▶ RECORD EXTRACTS
━━━━━━━━━━━━━━━━━━━━━━━━━━━━━━

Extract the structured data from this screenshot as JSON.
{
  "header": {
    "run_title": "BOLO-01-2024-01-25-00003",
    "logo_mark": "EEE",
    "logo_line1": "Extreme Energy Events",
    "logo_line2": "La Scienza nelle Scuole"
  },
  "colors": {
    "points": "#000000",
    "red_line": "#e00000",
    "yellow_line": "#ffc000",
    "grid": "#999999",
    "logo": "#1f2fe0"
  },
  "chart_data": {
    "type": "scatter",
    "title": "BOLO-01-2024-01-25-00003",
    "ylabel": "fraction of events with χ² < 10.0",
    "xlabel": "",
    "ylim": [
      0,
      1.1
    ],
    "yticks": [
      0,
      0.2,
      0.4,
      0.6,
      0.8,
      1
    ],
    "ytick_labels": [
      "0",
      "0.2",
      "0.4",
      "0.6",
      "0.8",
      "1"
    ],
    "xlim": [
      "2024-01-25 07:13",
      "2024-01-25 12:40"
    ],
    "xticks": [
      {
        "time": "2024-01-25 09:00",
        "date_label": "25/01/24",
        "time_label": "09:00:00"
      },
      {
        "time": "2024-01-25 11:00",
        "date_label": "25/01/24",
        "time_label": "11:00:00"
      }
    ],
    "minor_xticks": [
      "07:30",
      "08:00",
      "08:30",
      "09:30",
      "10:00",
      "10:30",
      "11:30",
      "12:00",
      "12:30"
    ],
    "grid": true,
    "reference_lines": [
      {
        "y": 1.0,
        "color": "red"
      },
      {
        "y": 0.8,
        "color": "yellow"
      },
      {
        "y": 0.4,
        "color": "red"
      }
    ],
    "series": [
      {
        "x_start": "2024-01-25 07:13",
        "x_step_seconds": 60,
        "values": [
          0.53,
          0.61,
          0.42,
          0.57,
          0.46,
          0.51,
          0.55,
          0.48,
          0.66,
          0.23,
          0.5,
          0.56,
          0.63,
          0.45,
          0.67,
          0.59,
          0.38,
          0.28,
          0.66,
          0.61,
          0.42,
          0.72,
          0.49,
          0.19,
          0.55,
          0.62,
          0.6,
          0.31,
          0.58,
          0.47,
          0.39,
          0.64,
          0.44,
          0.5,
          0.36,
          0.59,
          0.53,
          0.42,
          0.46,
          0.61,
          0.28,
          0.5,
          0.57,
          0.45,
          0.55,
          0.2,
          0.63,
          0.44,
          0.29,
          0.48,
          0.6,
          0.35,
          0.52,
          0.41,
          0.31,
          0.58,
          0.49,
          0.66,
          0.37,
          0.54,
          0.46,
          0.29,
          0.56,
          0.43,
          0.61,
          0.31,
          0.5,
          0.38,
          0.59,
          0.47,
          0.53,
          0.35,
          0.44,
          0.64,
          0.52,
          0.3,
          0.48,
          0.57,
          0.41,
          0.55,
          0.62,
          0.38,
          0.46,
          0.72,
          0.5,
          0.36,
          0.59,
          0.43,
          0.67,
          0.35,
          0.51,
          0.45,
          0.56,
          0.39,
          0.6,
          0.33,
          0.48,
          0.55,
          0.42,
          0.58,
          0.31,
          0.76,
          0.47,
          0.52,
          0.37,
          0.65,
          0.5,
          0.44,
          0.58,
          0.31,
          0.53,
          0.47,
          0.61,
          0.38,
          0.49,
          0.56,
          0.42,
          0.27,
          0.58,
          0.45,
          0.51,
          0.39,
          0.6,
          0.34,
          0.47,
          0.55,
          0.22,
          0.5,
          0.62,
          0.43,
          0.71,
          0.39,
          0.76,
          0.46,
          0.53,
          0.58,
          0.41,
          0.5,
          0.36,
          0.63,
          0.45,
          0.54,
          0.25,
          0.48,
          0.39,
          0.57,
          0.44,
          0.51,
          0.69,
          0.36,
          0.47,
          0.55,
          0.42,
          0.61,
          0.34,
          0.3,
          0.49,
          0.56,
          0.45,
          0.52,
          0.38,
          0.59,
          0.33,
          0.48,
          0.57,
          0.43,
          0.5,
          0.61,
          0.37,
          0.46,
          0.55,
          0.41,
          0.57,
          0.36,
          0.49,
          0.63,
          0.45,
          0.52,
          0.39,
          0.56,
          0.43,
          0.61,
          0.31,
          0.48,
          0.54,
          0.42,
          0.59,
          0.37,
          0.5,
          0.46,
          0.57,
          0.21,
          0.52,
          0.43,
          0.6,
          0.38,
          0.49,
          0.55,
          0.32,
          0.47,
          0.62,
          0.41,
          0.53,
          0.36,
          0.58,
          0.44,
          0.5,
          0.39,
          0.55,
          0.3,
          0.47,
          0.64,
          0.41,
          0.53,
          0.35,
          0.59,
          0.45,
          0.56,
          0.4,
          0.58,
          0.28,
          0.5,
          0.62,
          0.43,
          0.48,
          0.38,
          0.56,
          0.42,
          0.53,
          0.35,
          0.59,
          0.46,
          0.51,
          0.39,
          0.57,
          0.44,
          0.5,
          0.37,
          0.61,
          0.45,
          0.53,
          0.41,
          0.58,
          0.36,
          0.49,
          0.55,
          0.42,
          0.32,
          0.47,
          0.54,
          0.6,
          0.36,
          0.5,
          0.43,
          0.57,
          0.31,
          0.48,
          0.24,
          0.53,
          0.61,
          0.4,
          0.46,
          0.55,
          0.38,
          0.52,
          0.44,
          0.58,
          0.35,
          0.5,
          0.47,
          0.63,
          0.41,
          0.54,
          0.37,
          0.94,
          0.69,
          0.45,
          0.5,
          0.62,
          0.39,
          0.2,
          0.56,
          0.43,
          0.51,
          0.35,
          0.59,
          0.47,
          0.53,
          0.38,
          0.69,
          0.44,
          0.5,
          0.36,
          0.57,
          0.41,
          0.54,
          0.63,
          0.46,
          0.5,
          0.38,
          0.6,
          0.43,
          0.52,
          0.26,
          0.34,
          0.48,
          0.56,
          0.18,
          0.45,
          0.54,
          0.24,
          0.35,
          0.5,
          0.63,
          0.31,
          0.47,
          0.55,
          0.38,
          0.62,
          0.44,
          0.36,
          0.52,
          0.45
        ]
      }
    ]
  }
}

━━━━━━━━━━━━━━━━━━━━━━━━━━━━━━

▶ TASK DESCRIPTION
Report every line in the data above in which the word "BOLO" appears.

▶ EXERCISE OUTPUT
    "run_title": "BOLO-01-2024-01-25-00003",
    "title": "BOLO-01-2024-01-25-00003",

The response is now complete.